[Stored records]
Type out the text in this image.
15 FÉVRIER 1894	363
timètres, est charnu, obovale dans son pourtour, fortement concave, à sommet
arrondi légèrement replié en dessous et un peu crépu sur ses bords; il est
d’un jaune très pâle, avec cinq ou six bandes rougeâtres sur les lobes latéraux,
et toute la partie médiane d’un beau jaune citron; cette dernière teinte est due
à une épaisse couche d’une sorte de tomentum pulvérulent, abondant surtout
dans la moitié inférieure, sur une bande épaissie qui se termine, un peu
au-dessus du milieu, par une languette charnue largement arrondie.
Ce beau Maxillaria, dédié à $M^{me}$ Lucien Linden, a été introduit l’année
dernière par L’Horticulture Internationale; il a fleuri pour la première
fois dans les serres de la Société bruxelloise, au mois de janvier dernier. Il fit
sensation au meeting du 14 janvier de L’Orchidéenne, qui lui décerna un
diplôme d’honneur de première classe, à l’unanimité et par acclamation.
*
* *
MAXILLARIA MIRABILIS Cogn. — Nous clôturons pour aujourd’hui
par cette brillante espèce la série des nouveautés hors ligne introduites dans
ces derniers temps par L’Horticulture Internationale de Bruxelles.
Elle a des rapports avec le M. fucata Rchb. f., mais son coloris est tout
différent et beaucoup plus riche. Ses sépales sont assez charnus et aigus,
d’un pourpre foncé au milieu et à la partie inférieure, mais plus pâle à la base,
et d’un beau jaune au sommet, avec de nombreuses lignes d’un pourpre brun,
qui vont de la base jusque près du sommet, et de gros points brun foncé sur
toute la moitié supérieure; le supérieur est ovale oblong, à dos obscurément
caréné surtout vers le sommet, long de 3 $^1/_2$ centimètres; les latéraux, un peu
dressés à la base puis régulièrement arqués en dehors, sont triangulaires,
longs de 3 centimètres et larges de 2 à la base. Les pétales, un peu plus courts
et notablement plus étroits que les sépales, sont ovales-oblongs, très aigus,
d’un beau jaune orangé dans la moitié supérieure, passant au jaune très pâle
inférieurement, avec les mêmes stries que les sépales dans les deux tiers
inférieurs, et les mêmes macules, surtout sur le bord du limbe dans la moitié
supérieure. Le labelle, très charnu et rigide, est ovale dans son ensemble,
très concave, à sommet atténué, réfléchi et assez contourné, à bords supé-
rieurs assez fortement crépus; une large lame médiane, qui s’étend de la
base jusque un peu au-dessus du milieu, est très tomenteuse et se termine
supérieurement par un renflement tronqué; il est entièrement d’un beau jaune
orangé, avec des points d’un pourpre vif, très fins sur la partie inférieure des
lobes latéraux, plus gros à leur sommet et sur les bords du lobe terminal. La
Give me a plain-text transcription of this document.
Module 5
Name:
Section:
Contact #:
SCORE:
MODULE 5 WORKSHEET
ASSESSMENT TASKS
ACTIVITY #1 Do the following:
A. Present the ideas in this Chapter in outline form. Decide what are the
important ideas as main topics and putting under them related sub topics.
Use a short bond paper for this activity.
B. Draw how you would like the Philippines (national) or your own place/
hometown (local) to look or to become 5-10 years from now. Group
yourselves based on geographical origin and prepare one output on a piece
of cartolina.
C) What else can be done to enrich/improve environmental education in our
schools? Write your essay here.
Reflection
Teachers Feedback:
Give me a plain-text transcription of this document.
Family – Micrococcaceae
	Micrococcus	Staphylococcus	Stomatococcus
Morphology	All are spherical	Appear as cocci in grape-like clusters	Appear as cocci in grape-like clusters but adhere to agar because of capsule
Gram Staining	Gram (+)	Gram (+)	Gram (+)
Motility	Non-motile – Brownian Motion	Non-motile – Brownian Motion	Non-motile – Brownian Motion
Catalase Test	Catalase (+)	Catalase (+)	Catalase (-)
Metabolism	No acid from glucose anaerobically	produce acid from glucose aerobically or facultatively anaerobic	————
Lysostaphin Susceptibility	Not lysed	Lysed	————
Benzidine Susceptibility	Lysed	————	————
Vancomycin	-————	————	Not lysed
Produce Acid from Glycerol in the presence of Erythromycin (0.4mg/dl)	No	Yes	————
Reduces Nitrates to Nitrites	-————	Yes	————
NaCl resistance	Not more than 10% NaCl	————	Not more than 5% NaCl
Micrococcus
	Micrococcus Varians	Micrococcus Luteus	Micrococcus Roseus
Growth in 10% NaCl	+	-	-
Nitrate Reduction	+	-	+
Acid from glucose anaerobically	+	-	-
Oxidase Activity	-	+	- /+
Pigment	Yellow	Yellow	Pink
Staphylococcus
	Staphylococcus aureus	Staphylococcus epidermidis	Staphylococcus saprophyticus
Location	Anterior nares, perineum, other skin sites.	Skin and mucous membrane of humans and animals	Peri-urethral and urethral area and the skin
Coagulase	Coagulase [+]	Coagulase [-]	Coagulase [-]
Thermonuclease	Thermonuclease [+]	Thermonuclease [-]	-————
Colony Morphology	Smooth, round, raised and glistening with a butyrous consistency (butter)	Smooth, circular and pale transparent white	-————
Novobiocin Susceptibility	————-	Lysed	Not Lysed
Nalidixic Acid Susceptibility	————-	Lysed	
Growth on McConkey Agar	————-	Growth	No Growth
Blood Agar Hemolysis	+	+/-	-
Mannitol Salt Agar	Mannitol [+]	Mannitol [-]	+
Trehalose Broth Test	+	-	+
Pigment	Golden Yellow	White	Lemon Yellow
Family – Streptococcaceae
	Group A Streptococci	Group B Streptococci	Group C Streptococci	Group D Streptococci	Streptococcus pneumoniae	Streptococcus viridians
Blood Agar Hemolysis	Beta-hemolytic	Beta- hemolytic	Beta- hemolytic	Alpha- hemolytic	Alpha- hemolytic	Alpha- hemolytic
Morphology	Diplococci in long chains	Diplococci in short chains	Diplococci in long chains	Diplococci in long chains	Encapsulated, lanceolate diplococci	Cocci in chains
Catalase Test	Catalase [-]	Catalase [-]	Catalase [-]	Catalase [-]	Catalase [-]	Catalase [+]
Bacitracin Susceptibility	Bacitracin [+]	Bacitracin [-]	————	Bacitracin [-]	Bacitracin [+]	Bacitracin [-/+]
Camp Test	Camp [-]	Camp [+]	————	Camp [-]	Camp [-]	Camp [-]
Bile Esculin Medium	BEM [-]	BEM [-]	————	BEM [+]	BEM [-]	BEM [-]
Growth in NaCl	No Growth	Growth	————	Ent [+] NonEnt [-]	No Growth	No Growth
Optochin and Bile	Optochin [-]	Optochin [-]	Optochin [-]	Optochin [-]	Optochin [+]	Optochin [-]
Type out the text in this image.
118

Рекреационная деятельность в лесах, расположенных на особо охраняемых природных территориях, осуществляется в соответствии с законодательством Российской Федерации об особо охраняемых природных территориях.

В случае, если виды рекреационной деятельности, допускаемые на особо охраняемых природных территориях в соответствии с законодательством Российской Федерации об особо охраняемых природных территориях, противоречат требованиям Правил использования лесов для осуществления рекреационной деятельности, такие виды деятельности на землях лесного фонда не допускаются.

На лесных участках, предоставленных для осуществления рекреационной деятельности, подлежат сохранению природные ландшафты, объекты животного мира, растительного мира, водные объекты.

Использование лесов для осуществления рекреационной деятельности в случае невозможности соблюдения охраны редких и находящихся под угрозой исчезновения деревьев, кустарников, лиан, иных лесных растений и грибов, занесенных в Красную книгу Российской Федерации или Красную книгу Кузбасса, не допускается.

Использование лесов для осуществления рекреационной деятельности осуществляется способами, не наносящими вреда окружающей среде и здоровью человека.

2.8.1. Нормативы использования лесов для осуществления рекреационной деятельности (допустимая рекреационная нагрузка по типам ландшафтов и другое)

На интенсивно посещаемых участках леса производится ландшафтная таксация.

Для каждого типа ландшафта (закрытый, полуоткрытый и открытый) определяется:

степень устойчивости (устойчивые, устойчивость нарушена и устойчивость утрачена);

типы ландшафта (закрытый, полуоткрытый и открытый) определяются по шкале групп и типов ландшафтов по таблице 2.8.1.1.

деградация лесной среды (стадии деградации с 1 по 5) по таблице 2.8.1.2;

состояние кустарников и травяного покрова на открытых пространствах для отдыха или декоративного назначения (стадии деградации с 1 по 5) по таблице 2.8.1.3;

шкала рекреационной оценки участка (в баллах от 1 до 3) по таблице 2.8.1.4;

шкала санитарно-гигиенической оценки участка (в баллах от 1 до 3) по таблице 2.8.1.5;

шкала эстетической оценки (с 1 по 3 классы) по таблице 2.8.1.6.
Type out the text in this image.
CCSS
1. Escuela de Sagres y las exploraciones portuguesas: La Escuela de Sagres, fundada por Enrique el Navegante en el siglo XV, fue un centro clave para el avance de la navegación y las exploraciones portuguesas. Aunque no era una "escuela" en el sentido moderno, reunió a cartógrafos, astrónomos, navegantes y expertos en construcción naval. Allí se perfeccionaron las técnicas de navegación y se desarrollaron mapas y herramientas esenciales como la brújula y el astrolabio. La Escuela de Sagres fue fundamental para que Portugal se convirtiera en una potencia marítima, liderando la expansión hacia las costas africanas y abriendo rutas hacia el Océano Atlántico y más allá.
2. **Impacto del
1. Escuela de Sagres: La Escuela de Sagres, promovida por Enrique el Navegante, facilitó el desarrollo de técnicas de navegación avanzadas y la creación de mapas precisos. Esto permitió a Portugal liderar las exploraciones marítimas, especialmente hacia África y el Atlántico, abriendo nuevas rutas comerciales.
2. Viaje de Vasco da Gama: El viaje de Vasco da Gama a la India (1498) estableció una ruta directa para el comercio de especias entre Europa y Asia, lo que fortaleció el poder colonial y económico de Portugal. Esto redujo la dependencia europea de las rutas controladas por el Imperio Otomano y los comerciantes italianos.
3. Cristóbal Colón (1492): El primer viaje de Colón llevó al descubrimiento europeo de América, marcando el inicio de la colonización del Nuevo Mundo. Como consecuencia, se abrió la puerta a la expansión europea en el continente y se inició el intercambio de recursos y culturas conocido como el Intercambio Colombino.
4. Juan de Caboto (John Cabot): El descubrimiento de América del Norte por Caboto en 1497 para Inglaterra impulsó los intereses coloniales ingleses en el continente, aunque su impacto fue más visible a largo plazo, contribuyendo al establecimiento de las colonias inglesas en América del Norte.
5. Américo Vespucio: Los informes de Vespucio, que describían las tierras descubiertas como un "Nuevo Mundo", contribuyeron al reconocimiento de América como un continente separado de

— Stated exercise —
Find the word "bords" and list each line it appears in.

— Response —
arrondi légèrement replié en dessous et un peu crépu sur ses bords; il est
très concave, à sommet atténué, réfléchi et assez contourné, à bords supé-
lobes latéraux, plus gros à leur sommet et sur les bords du lobe terminal. La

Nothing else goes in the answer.